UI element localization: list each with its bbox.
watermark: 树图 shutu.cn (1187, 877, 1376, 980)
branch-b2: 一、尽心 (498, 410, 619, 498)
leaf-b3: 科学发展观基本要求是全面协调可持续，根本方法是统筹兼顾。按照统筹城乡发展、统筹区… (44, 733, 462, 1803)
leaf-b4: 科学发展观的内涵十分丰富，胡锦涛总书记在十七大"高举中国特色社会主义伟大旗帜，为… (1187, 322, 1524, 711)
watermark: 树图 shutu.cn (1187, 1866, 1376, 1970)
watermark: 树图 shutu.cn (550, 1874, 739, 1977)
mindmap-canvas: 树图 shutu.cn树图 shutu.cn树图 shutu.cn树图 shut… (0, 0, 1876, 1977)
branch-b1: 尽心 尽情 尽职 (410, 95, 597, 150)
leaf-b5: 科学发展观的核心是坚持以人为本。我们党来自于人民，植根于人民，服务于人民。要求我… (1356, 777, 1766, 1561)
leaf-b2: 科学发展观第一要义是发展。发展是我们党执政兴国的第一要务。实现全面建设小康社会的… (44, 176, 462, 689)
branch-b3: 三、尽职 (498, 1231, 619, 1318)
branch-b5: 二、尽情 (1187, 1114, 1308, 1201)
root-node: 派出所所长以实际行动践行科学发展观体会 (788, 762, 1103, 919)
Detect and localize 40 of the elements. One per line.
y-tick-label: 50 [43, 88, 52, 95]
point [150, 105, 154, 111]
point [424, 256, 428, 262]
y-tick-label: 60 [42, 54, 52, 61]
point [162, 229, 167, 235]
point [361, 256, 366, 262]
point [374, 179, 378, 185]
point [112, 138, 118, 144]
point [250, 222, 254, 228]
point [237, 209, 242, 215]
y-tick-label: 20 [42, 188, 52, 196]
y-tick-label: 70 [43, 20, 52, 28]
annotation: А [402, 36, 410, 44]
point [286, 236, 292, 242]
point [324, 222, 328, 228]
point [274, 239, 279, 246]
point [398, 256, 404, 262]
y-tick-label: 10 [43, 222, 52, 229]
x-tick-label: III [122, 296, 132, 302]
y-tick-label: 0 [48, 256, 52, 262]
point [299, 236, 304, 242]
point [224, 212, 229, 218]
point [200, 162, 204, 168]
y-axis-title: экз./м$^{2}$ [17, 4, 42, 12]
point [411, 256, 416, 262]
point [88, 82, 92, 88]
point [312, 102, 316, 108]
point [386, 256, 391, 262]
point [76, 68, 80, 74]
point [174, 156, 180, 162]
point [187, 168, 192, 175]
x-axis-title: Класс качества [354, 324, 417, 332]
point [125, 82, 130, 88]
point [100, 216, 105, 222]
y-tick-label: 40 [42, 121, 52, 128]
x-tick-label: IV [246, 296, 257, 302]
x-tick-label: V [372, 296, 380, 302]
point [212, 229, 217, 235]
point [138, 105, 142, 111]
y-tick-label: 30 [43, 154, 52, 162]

* Problem description
Find each line in the records above that contains the string "axis", and copy those lines. Match case exactly.

* Result for this task
y-axis-title: экз./м$^{2}$ [17, 4, 42, 12]
x-axis-title: Класс качества [354, 324, 417, 332]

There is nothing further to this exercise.